● **GIVEN RECORDS**:
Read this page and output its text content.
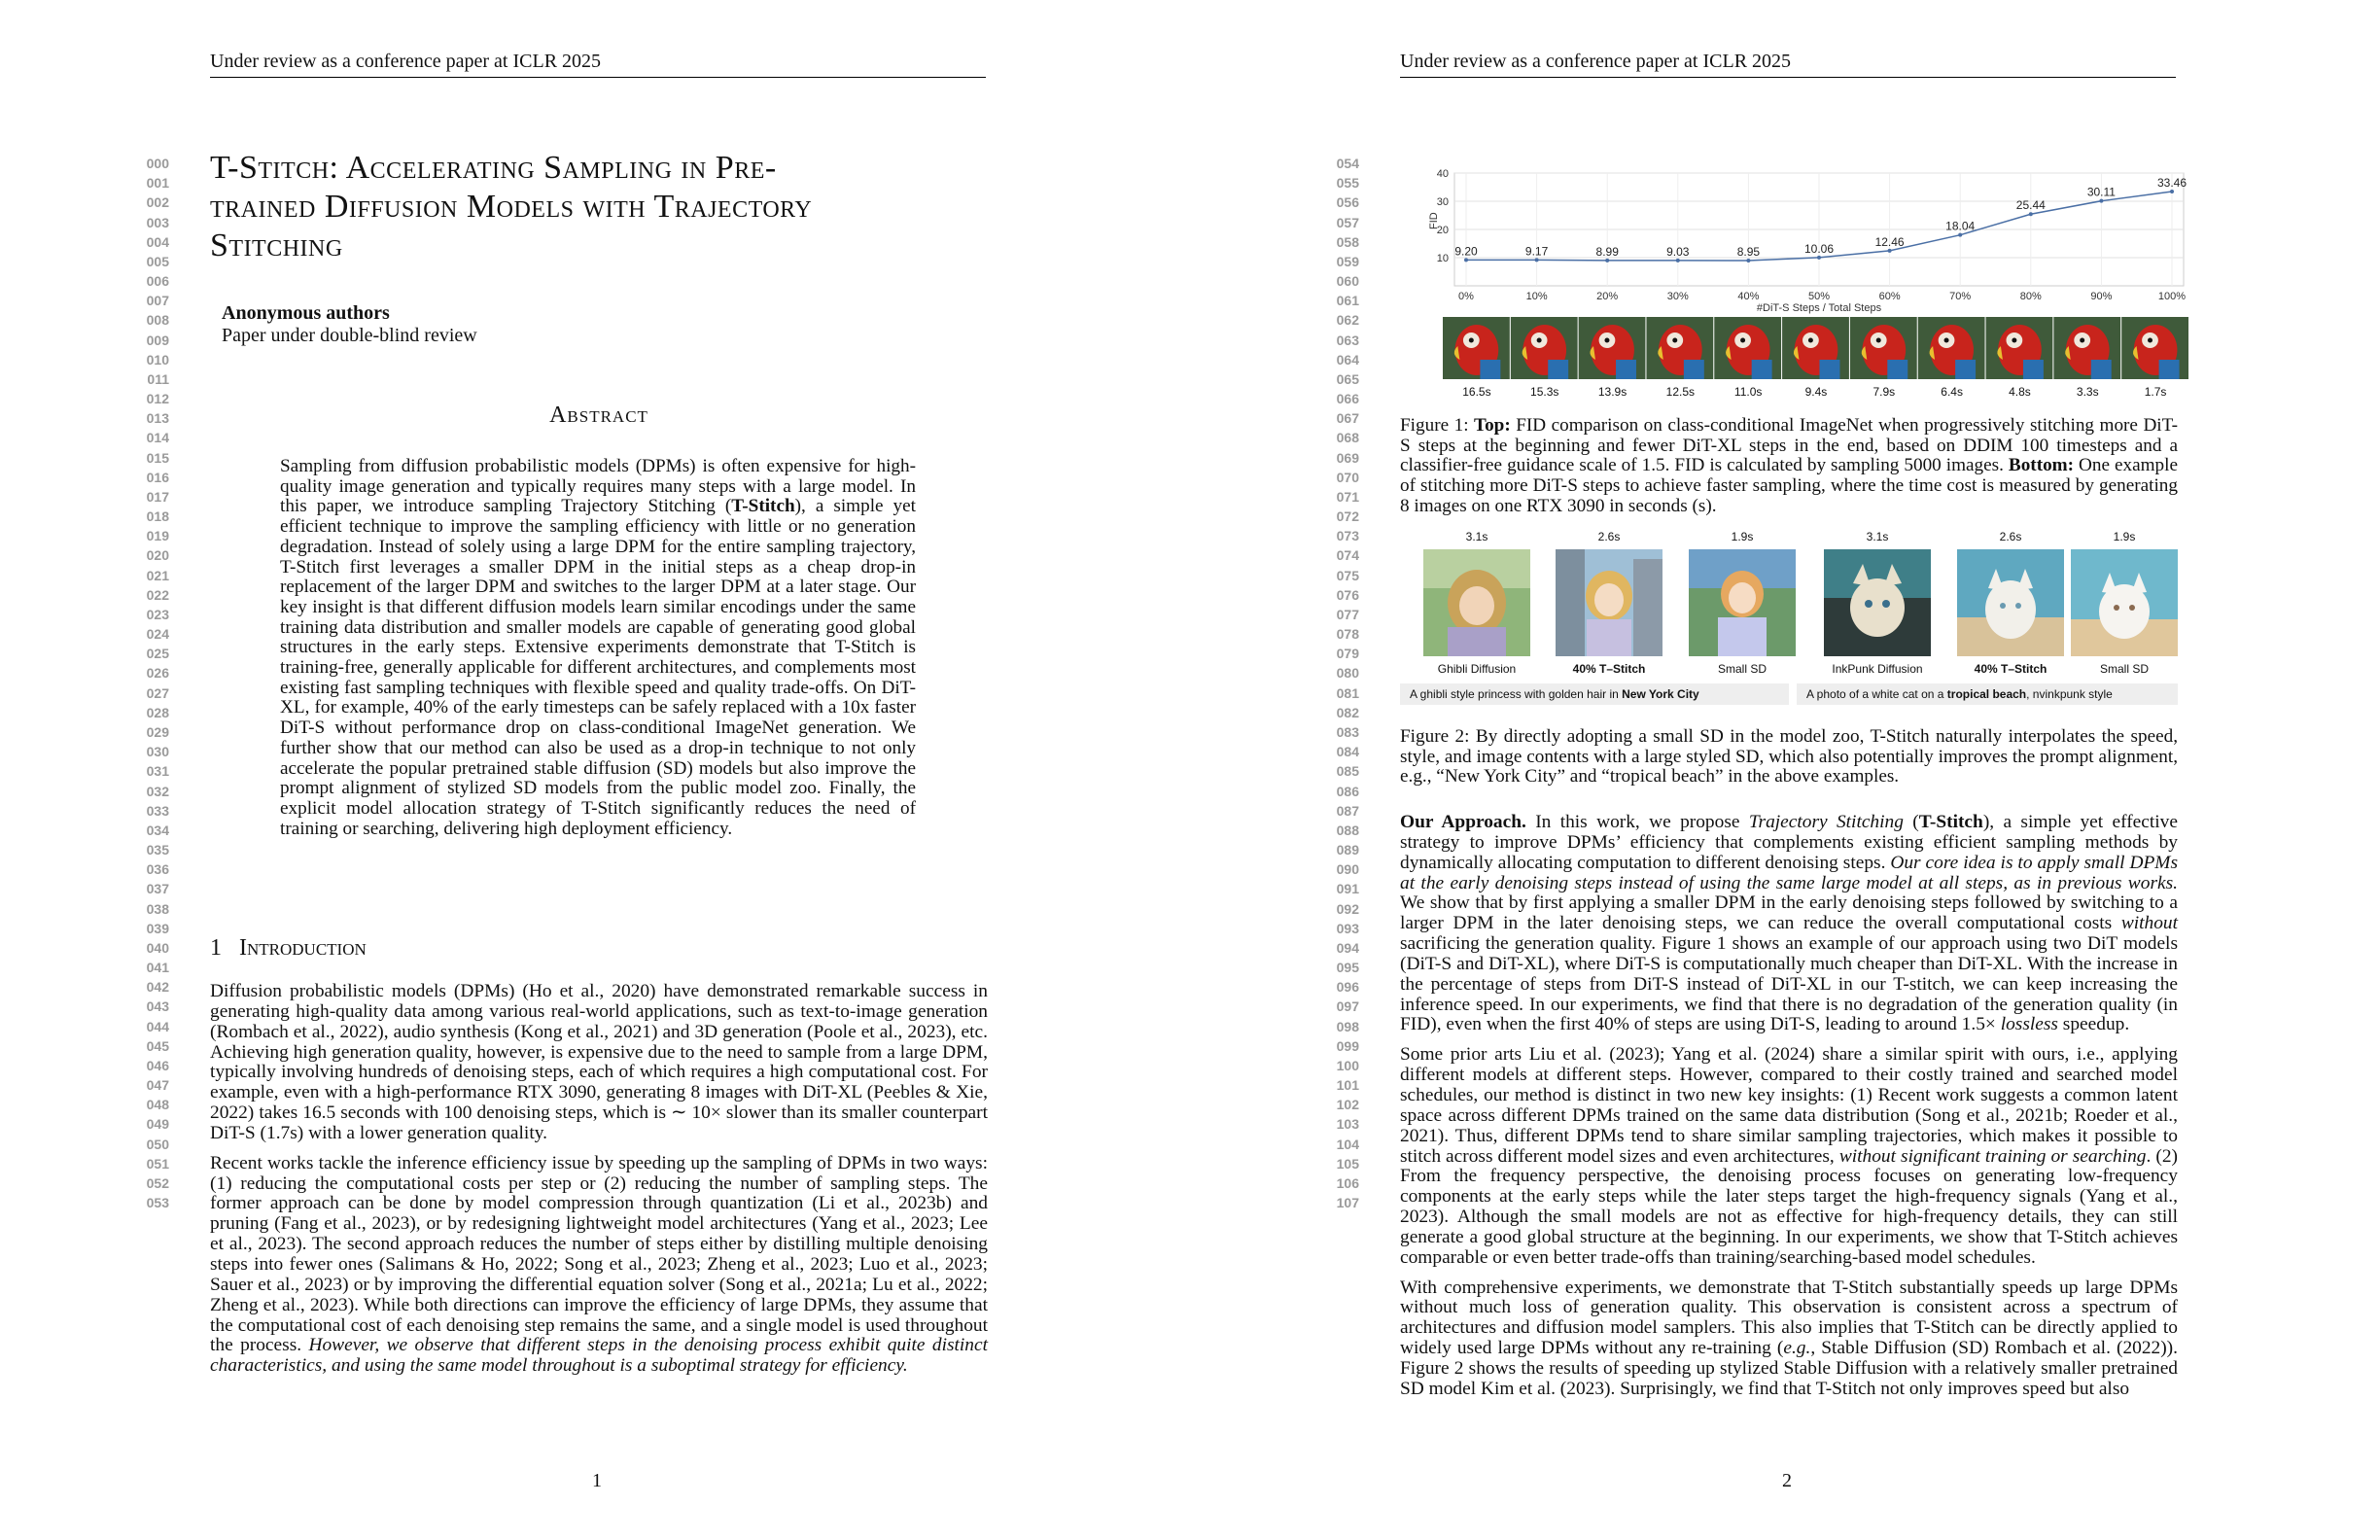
Under review as a conference paper at ICLR 2025
000
001
002
003
004
005
006
007
008
009
010
011
012
013
014
015
016
017
018
019
020
021
022
023
024
025
026
027
028
029
030
031
032
033
034
035
036
037
038
039
040
041
042
043
044
045
046
047
048
049
050
051
052
053
T-Stitch: Accelerating Sampling in Pre-
trained Diffusion Models with Trajectory
Stitching
Anonymous authors
Paper under double-blind review
Abstract
Sampling from diffusion probabilistic models (DPMs) is often expensive for high-quality image generation and typically requires many steps with a large model. In this paper, we introduce sampling Trajectory Stitching (T-Stitch), a simple yet efficient technique to improve the sampling efficiency with little or no generation degradation. Instead of solely using a large DPM for the entire sampling trajectory, T-Stitch first leverages a smaller DPM in the initial steps as a cheap drop-in replacement of the larger DPM and switches to the larger DPM at a later stage. Our key insight is that different diffusion models learn similar encodings under the same training data distribution and smaller models are capable of generating good global structures in the early steps. Extensive experiments demonstrate that T-Stitch is training-free, generally applicable for different architectures, and complements most existing fast sampling techniques with flexible speed and quality trade-offs. On DiT-XL, for example, 40% of the early timesteps can be safely replaced with a 10x faster DiT-S without performance drop on class-conditional ImageNet generation. We further show that our method can also be used as a drop-in technique to not only accelerate the popular pretrained stable diffusion (SD) models but also improve the prompt alignment of stylized SD models from the public model zoo. Finally, the explicit model allocation strategy of T-Stitch significantly reduces the need of training or searching, delivering high deployment efficiency.
1 Introduction

Diffusion probabilistic models (DPMs) (Ho et al., 2020) have demonstrated remarkable success in generating high-quality data among various real-world applications, such as text-to-image generation (Rombach et al., 2022), audio synthesis (Kong et al., 2021) and 3D generation (Poole et al., 2023), etc. Achieving high generation quality, however, is expensive due to the need to sample from a large DPM, typically involving hundreds of denoising steps, each of which requires a high computational cost. For example, even with a high-performance RTX 3090, generating 8 images with DiT-XL (Peebles & Xie, 2022) takes 16.5 seconds with 100 denoising steps, which is ∼ 10× slower than its smaller counterpart DiT-S (1.7s) with a lower generation quality.

Recent works tackle the inference efficiency issue by speeding up the sampling of DPMs in two ways: (1) reducing the computational costs per step or (2) reducing the number of sampling steps. The former approach can be done by model compression through quantization (Li et al., 2023b) and pruning (Fang et al., 2023), or by redesigning lightweight model architectures (Yang et al., 2023; Lee et al., 2023). The second approach reduces the number of steps either by distilling multiple denoising steps into fewer ones (Salimans & Ho, 2022; Song et al., 2023; Zheng et al., 2023; Luo et al., 2023; Sauer et al., 2023) or by improving the differential equation solver (Song et al., 2021a; Lu et al., 2022; Zheng et al., 2023). While both directions can improve the efficiency of large DPMs, they assume that the computational cost of each denoising step remains the same, and a single model is used throughout the process. However, we observe that different steps in the denoising process exhibit quite distinct characteristics, and using the same model throughout is a suboptimal strategy for efficiency.

1
Under review as a conference paper at ICLR 2025
054
055
056
057
058
059
060
061
062
063
064
065
066
067
068
069
070
071
072
073
074
075
076
077
078
079
080
081
082
083
084
085
086
087
088
089
090
091
092
093
094
095
096
097
098
099
100
101
102
103
104
105
106
107
10
20
30
40
0%	10%	20%	30%	40%	50%	60%	70%	80%	90%	100%
#DiT-S Steps / Total Steps
FID
9.20	9.17	8.99	9.03	8.95	10.06	12.46
18.04
25.44
30.11
33.46
16.5s	15.3s	13.9s	12.5s	11.0s	9.4s	7.9s	6.4s	4.8s	3.3s	1.7s
Figure 1: Top: FID comparison on class-conditional ImageNet when progressively stitching more DiT-S steps at the beginning and fewer DiT-XL steps in the end, based on DDIM 100 timesteps and a classifier-free guidance scale of 1.5. FID is calculated by sampling 5000 images. Bottom: One example of stitching more DiT-S steps to achieve faster sampling, where the time cost is measured by generating 8 images on one RTX 3090 in seconds (s).
3.1s	2.6s	1.9s
Ghibli Diffusion	40% T–Stitch	Small SD
A ghibli style princess with golden hair in New York City
3.1s	2.6s	1.9s
InkPunk Diffusion	40% T–Stitch	Small SD
A photo of a white cat on a tropical beach, nvinkpunk style
Figure 2: By directly adopting a small SD in the model zoo, T-Stitch naturally interpolates the speed, style, and image contents with a large styled SD, which also potentially improves the prompt alignment, e.g., “New York City” and “tropical beach” in the above examples.

Our Approach. In this work, we propose Trajectory Stitching (T-Stitch), a simple yet effective strategy to improve DPMs’ efficiency that complements existing efficient sampling methods by dynamically allocating computation to different denoising steps. Our core idea is to apply small DPMs at the early denoising steps instead of using the same large model at all steps, as in previous works. We show that by first applying a smaller DPM in the early denoising steps followed by switching to a larger DPM in the later denoising steps, we can reduce the overall computational costs without sacrificing the generation quality. Figure 1 shows an example of our approach using two DiT models (DiT-S and DiT-XL), where DiT-S is computationally much cheaper than DiT-XL. With the increase in the percentage of steps from DiT-S instead of DiT-XL in our T-stitch, we can keep increasing the inference speed. In our experiments, we find that there is no degradation of the generation quality (in FID), even when the first 40% of steps are using DiT-S, leading to around 1.5× lossless speedup.

Some prior arts Liu et al. (2023); Yang et al. (2024) share a similar spirit with ours, i.e., applying different models at different steps. However, compared to their costly trained and searched model schedules, our method is distinct in two new key insights: (1) Recent work suggests a common latent space across different DPMs trained on the same data distribution (Song et al., 2021b; Roeder et al., 2021). Thus, different DPMs tend to share similar sampling trajectories, which makes it possible to stitch across different model sizes and even architectures, without significant training or searching. (2) From the frequency perspective, the denoising process focuses on generating low-frequency components at the early steps while the later steps target the high-frequency signals (Yang et al., 2023). Although the small models are not as effective for high-frequency details, they can still generate a good global structure at the beginning. In our experiments, we show that T-Stitch achieves comparable or even better trade-offs than training/searching-based model schedules.

With comprehensive experiments, we demonstrate that T-Stitch substantially speeds up large DPMs without much loss of generation quality. This observation is consistent across a spectrum of architectures and diffusion model samplers. This also implies that T-Stitch can be directly applied to widely used large DPMs without any re-training (e.g., Stable Diffusion (SD) Rombach et al. (2022)). Figure 2 shows the results of speeding up stylized Stable Diffusion with a relatively smaller pretrained SD model Kim et al. (2023). Surprisingly, we find that T-Stitch not only improves speed but also

2
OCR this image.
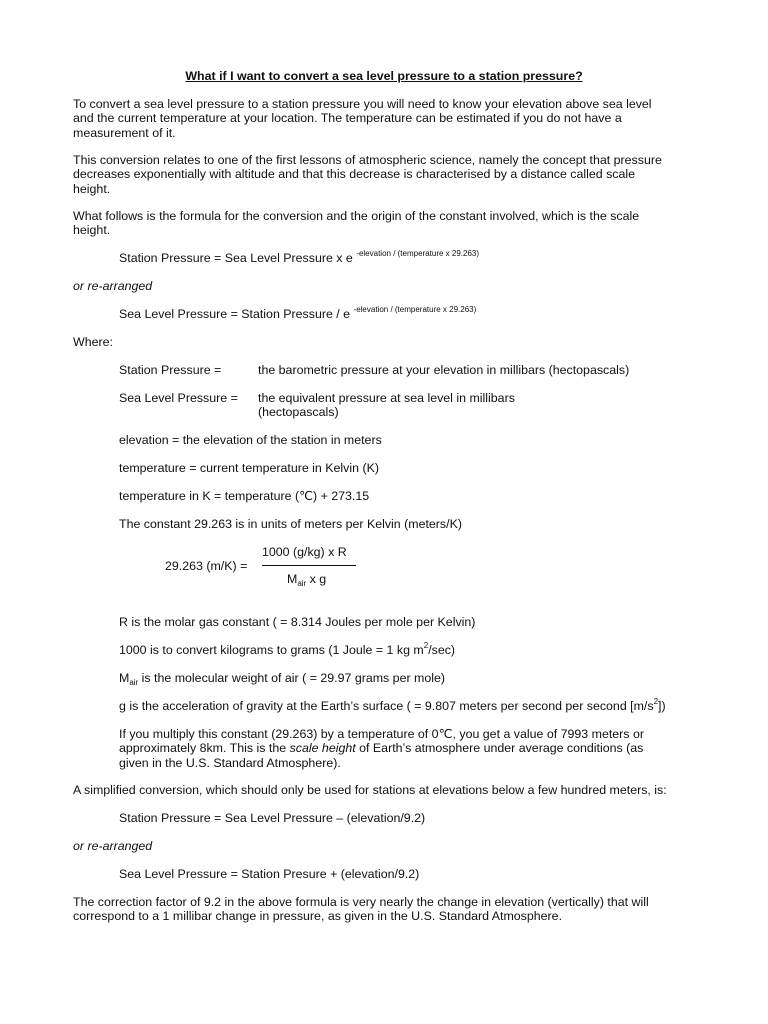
What if I want to convert a sea level pressure to a station pressure?

To convert a sea level pressure to a station pressure you will need to know your elevation above sea level
and the current temperature at your location. The temperature can be estimated if you do not have a
measurement of it.
This conversion relates to one of the first lessons of atmospheric science, namely the concept that pressure
decreases exponentially with altitude and that this decrease is characterised by a distance called scale
height.
What follows is the formula for the conversion and the origin of the constant involved, which is the scale
height.
Station Pressure = Sea Level Pressure x e $^{-elevation / (temperature x 29.263)}$
or re-arranged
Sea Level Pressure = Station Pressure / e $^{-elevation / (temperature x 29.263)}$
Where:
Station Pressure =	the barometric pressure at your elevation in millibars (hectopascals)
Sea Level Pressure = the equivalent pressure at sea level in millibars
(hectopascals)
elevation = the elevation of the station in meters
temperature = current temperature in Kelvin (K)
temperature in K = temperature (℃) + 273.15
The constant 29.263 is in units of meters per Kelvin (meters/K)
1000 (g/kg) x R
29.263 (m/K) =
$M_{air}$ x g
R is the molar gas constant ( = 8.314 Joules per mole per Kelvin)
1000 is to convert kilograms to grams (1 Joule = 1 kg $m^2/\sec$)
$M_{air}$ is the molecular weight of air ( = 29.97 grams per mole)
g is the acceleration of gravity at the Earth’s surface ( = 9.807 meters per second per second $[m/s^2]$)
If you multiply this constant (29.263) by a temperature of 0℃, you get a value of 7993 meters or
approximately 8km. This is the scale height of Earth’s atmosphere under average conditions (as
given in the U.S. Standard Atmosphere).
A simplified conversion, which should only be used for stations at elevations below a few hundred meters, is:
Station Pressure = Sea Level Pressure – (elevation/9.2)
or re-arranged
Sea Level Pressure = Station Presure + (elevation/9.2)
The correction factor of 9.2 in the above formula is very nearly the change in elevation (vertically) that will
correspond to a 1 millibar change in pressure, as given in the U.S. Standard Atmosphere.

● **GOAL**: Within the data above, count the lines that contain the string "formula"; the reply is the number alone.

● **FULL OUTPUT**: 2